• _What you have to do_
Copy the listing below verbatim, beginning at the line that contains "Itemize the components" and stopping after the line that contains "submenu-label: Statuses (software". Leave the pictures out of your answer.

[start Working data]

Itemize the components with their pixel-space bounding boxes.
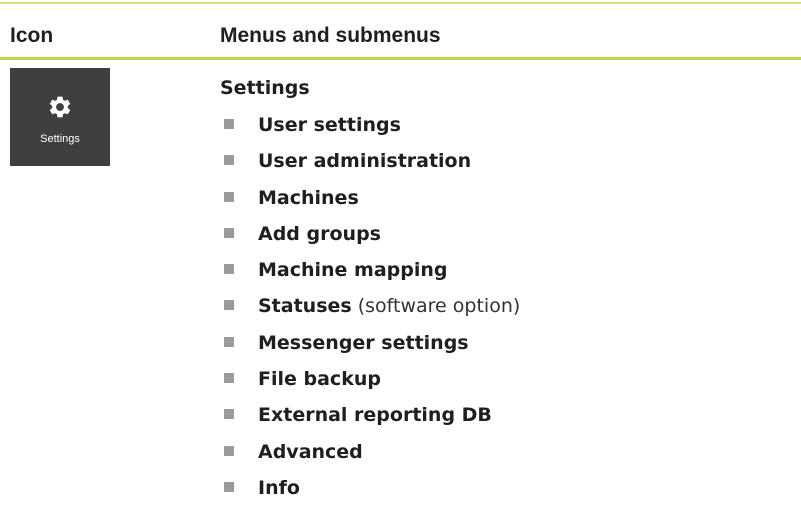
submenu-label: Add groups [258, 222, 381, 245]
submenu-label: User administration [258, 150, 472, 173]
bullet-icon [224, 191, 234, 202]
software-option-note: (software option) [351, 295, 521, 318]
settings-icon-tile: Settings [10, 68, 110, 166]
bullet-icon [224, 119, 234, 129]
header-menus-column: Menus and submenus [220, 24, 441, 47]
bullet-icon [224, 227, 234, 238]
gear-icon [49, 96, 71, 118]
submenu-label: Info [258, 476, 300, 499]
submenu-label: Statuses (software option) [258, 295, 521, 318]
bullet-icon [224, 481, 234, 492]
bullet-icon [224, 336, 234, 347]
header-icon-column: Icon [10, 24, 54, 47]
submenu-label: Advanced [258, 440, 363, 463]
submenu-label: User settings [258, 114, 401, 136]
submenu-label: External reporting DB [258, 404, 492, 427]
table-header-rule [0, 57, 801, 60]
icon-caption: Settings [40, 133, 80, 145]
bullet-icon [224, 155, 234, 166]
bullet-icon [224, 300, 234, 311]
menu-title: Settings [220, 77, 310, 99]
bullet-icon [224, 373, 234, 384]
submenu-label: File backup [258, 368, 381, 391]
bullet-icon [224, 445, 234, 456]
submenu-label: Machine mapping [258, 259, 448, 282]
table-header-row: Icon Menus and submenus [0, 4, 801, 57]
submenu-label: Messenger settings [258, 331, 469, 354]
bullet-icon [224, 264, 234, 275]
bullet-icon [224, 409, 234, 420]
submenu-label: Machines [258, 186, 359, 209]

[end Working data]
[start Working data]

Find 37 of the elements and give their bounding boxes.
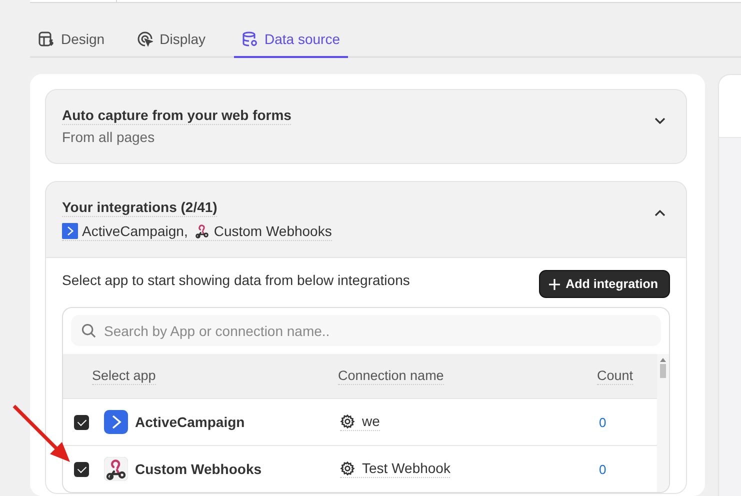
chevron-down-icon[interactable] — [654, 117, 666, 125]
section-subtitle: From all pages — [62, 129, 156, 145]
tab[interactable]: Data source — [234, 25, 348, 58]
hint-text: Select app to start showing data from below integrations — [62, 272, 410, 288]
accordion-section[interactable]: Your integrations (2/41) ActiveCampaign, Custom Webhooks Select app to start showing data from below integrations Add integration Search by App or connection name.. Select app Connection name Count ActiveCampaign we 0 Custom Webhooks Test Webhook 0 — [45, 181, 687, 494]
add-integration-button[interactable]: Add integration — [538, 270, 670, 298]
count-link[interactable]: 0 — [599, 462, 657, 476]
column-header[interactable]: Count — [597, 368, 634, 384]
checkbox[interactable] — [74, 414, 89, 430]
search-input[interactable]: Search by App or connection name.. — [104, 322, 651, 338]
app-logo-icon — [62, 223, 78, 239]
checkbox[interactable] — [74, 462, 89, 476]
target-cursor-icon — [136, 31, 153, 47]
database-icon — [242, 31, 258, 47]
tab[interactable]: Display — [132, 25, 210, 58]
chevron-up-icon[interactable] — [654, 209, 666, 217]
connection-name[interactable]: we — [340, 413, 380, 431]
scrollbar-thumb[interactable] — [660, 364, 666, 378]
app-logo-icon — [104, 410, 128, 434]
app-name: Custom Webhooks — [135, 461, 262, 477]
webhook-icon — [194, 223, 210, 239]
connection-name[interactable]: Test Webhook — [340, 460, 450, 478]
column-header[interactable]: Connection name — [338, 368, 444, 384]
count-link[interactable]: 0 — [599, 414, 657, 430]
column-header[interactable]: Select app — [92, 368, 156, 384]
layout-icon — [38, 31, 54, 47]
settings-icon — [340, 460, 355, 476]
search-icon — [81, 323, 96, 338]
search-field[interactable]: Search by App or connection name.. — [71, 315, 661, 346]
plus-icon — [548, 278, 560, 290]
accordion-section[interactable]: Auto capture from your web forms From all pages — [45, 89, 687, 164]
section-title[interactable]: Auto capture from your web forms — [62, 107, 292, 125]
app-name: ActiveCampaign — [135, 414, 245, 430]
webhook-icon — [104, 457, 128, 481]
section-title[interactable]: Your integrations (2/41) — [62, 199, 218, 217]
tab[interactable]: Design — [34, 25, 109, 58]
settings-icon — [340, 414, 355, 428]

[end Working data]
[start Working data]

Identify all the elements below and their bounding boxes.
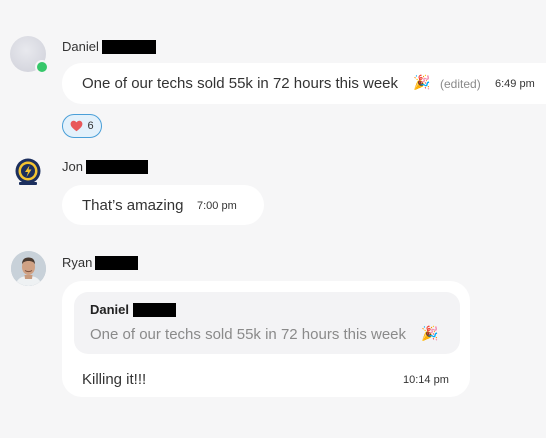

[end Working data]

• _Answer for this exercise_
Itemize the components with their pixel-space bounding boxes.
submenu-label: Add groups [258, 222, 381, 245]
submenu-label: User administration [258, 150, 472, 173]
bullet-icon [224, 191, 234, 202]
software-option-note: (software option) [351, 295, 521, 318]
settings-icon-tile: Settings [10, 68, 110, 166]
bullet-icon [224, 119, 234, 129]
header-menus-column: Menus and submenus [220, 24, 441, 47]
bullet-icon [224, 227, 234, 238]
gear-icon [49, 96, 71, 118]
submenu-label: Info [258, 476, 300, 499]
submenu-label: Statuses (software option) [258, 295, 521, 318]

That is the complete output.